→ **What the task asks**:
Copy out the entries in full and with complete accuracy; pictures are excluded.

########################################

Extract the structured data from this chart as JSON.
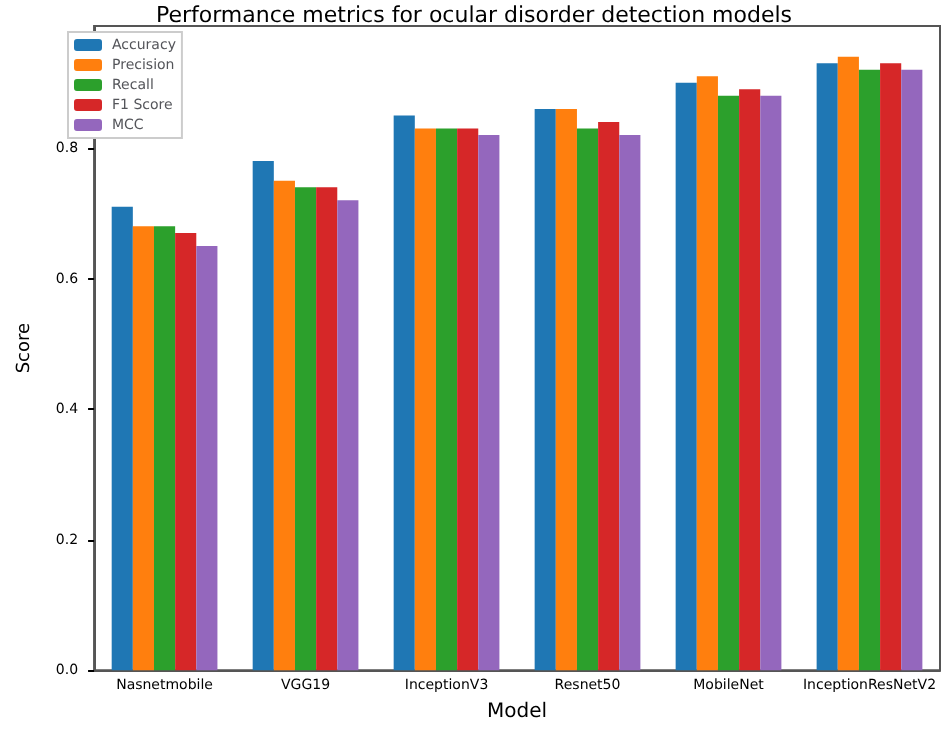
{
  "chart_data": {
    "type": "bar",
    "title": "Performance metrics for ocular disorder detection models",
    "xlabel": "Model",
    "ylabel": "Score",
    "categories": [
      "Nasnetmobile",
      "VGG19",
      "InceptionV3",
      "Resnet50",
      "MobileNet",
      "InceptionResNetV2"
    ],
    "series": [
      {
        "name": "Accuracy",
        "color": "#1f77b4",
        "values": [
          0.71,
          0.78,
          0.85,
          0.86,
          0.9,
          0.93
        ]
      },
      {
        "name": "Precision",
        "color": "#ff7f0e",
        "values": [
          0.68,
          0.75,
          0.83,
          0.86,
          0.91,
          0.94
        ]
      },
      {
        "name": "Recall",
        "color": "#2ca02c",
        "values": [
          0.68,
          0.74,
          0.83,
          0.83,
          0.88,
          0.92
        ]
      },
      {
        "name": "F1 Score",
        "color": "#d62728",
        "values": [
          0.67,
          0.74,
          0.83,
          0.84,
          0.89,
          0.93
        ]
      },
      {
        "name": "MCC",
        "color": "#9467bd",
        "values": [
          0.65,
          0.72,
          0.82,
          0.82,
          0.88,
          0.92
        ]
      }
    ],
    "ylim": [
      0,
      0.987
    ],
    "yticks": [
      {
        "value": 0,
        "label": "0.0"
      },
      0.2,
      0.4,
      0.6,
      0.8
    ],
    "legend": "top left",
    "grid": false
  }
}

########################################

→ **Exercise response**:
Extract the structured data from this chart as JSON.
{
  "chart_data": {
    "type": "bar",
    "title": "Performance metrics for ocular disorder detection models",
    "xlabel": "Model",
    "ylabel": "Score",
    "categories": [
      "Nasnetmobile",
      "VGG19",
      "InceptionV3",
      "Resnet50",
      "MobileNet",
      "InceptionResNetV2"
    ],
    "series": [
      {
        "name": "Accuracy",
        "color": "#1f77b4",
        "values": [
          0.71,
          0.78,
          0.85,
          0.86,
          0.9,
          0.93
        ]
      },
      {
        "name": "Precision",
        "color": "#ff7f0e",
        "values": [
          0.68,
          0.75,
          0.83,
          0.86,
          0.91,
          0.94
        ]
      },
      {
        "name": "Recall",
        "color": "#2ca02c",
        "values": [
          0.68,
          0.74,
          0.83,
          0.83,
          0.88,
          0.92
        ]
      },
      {
        "name": "F1 Score",
        "color": "#d62728",
        "values": [
          0.67,
          0.74,
          0.83,
          0.84,
          0.89,
          0.93
        ]
      },
      {
        "name": "MCC",
        "color": "#9467bd",
        "values": [
          0.65,
          0.72,
          0.82,
          0.82,
          0.88,
          0.92
        ]
      }
    ],
    "ylim": [
      0,
      0.987
    ],
    "yticks": [
      {
        "value": 0,
        "label": "0.0"
      },
      0.2,
      0.4,
      0.6,
      0.8
    ],
    "legend": "top left",
    "grid": false
  }
}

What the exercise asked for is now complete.